STATED TASK: Looking at the listing beneath, work out how many lines hold "conform" and report only that figure.

INPUT RECORDS:

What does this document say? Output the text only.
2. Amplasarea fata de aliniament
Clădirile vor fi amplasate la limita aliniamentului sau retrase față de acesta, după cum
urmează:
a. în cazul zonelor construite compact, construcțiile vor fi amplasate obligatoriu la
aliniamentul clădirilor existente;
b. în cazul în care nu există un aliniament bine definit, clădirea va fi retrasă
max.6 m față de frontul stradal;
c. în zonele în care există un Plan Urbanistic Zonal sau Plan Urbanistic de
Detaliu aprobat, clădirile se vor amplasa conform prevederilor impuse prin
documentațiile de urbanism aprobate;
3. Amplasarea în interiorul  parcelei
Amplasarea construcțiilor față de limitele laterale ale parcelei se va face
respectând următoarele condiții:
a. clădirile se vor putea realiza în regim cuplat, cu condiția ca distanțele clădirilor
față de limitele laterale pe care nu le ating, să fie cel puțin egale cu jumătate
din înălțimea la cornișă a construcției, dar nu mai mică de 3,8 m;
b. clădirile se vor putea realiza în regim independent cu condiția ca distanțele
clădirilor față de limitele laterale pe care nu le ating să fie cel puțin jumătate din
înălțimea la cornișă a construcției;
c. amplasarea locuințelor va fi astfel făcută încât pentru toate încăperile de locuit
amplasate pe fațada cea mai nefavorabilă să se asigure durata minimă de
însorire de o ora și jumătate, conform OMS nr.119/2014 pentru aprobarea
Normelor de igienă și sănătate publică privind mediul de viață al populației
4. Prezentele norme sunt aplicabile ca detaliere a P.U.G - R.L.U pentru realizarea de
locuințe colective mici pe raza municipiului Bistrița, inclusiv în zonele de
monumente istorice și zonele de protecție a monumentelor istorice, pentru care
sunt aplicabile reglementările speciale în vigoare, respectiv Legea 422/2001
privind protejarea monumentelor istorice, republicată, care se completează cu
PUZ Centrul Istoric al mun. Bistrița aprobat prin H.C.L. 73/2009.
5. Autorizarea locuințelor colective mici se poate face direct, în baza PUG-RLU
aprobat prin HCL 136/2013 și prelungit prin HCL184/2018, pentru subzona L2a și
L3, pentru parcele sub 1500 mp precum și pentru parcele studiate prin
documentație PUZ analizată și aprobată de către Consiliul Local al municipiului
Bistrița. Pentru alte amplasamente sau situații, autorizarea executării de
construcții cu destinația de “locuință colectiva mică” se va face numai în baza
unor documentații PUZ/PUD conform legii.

...

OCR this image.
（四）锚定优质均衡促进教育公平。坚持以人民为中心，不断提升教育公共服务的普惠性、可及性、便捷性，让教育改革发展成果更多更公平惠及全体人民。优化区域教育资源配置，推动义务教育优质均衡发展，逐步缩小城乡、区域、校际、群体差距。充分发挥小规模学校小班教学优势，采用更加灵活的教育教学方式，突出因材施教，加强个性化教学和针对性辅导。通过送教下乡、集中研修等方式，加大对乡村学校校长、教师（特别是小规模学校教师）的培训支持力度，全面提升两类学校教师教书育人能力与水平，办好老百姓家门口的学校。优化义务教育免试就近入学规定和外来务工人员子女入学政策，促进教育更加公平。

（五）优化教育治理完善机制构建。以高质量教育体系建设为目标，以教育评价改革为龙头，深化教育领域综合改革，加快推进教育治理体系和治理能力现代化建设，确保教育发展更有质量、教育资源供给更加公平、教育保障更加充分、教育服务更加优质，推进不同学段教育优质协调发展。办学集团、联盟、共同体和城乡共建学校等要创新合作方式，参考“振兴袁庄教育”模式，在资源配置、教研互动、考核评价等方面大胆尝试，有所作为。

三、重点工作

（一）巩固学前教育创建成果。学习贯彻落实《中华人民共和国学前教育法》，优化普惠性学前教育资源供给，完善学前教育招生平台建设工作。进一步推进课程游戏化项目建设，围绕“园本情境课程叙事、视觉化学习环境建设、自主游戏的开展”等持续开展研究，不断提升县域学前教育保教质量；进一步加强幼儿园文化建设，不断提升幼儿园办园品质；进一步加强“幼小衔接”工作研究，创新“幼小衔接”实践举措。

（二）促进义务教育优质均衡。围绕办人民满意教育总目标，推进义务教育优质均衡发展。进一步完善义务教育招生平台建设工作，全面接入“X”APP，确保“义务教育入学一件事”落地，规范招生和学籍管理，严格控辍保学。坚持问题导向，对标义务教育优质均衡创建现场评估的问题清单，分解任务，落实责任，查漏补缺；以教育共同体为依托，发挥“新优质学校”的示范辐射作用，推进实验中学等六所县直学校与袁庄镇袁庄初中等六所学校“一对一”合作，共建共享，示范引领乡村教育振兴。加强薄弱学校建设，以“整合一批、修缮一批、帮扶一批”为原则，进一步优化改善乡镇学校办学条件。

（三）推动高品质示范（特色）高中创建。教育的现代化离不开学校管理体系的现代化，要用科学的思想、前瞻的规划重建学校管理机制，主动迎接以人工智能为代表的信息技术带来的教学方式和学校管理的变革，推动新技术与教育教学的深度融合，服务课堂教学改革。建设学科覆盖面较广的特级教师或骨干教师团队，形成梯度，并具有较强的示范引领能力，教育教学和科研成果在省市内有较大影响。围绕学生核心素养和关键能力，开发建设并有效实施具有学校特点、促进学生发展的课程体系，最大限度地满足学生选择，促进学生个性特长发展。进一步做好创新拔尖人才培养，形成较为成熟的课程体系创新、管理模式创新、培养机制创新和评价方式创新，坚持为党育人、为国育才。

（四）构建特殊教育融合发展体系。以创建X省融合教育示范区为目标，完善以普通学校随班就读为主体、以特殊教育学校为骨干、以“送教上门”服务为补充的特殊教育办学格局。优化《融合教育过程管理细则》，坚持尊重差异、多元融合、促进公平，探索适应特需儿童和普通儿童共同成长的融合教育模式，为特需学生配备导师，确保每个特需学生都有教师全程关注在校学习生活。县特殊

TASK SOLUTION: 3